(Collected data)
════════

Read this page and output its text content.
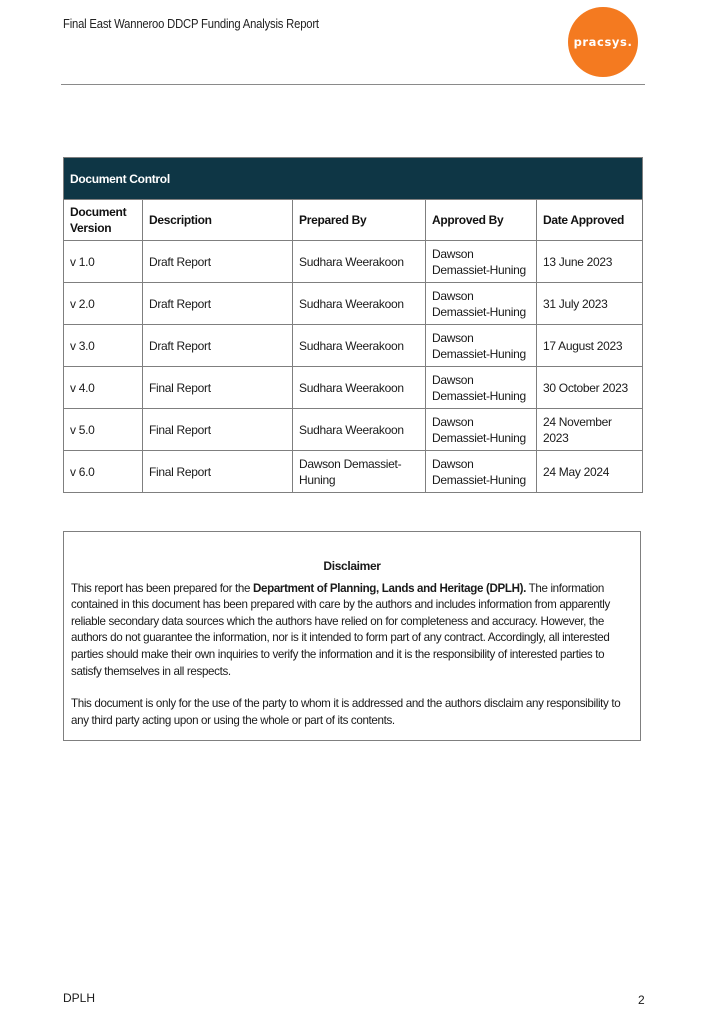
Final East Wanneroo DDCP Funding Analysis Report
pracsys.
Document Control				
Document Version	Description	Prepared By	Approved By	Date Approved
v 1.0	Draft Report	Sudhara Weerakoon	Dawson Demassiet-Huning	13 June 2023
v 2.0	Draft Report	Sudhara Weerakoon	Dawson Demassiet-Huning	31 July 2023
v 3.0	Draft Report	Sudhara Weerakoon	Dawson Demassiet-Huning	17 August 2023
v 4.0	Final Report	Sudhara Weerakoon	Dawson Demassiet-Huning	30 October 2023
v 5.0	Final Report	Sudhara Weerakoon	Dawson Demassiet-Huning	24 November 2023
v 6.0	Final Report	Dawson Demassiet-Huning	Dawson Demassiet-Huning	24 May 2024
Disclaimer

This report has been prepared for the Department of Planning, Lands and Heritage (DPLH). The information contained in this document has been prepared with care by the authors and includes information from apparently reliable secondary data sources which the authors have relied on for completeness and accuracy. However, the authors do not guarantee the information, nor is it intended to form part of any contract. Accordingly, all interested parties should make their own inquiries to verify the information and it is the responsibility of interested parties to satisfy themselves in all respects.

This document is only for the use of the party to whom it is addressed and the authors disclaim any responsibility to any third party acting upon or using the whole or part of its contents.

DPLH	2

════════

→ Direction:
Quote the records above in full, dropping each picture.

→ Output for this task:
Read this page and output its text content.
Final East Wanneroo DDCP Funding Analysis Report
pracsys.
Document Control				
Document Version	Description	Prepared By	Approved By	Date Approved
v 1.0	Draft Report	Sudhara Weerakoon	Dawson Demassiet-Huning	13 June 2023
v 2.0	Draft Report	Sudhara Weerakoon	Dawson Demassiet-Huning	31 July 2023
v 3.0	Draft Report	Sudhara Weerakoon	Dawson Demassiet-Huning	17 August 2023
v 4.0	Final Report	Sudhara Weerakoon	Dawson Demassiet-Huning	30 October 2023
v 5.0	Final Report	Sudhara Weerakoon	Dawson Demassiet-Huning	24 November 2023
v 6.0	Final Report	Dawson Demassiet-Huning	Dawson Demassiet-Huning	24 May 2024
Disclaimer

This report has been prepared for the Department of Planning, Lands and Heritage (DPLH). The information contained in this document has been prepared with care by the authors and includes information from apparently reliable secondary data sources which the authors have relied on for completeness and accuracy. However, the authors do not guarantee the information, nor is it intended to form part of any contract. Accordingly, all interested parties should make their own inquiries to verify the information and it is the responsibility of interested parties to satisfy themselves in all respects.

This document is only for the use of the party to whom it is addressed and the authors disclaim any responsibility to any third party acting upon or using the whole or part of its contents.

DPLH	2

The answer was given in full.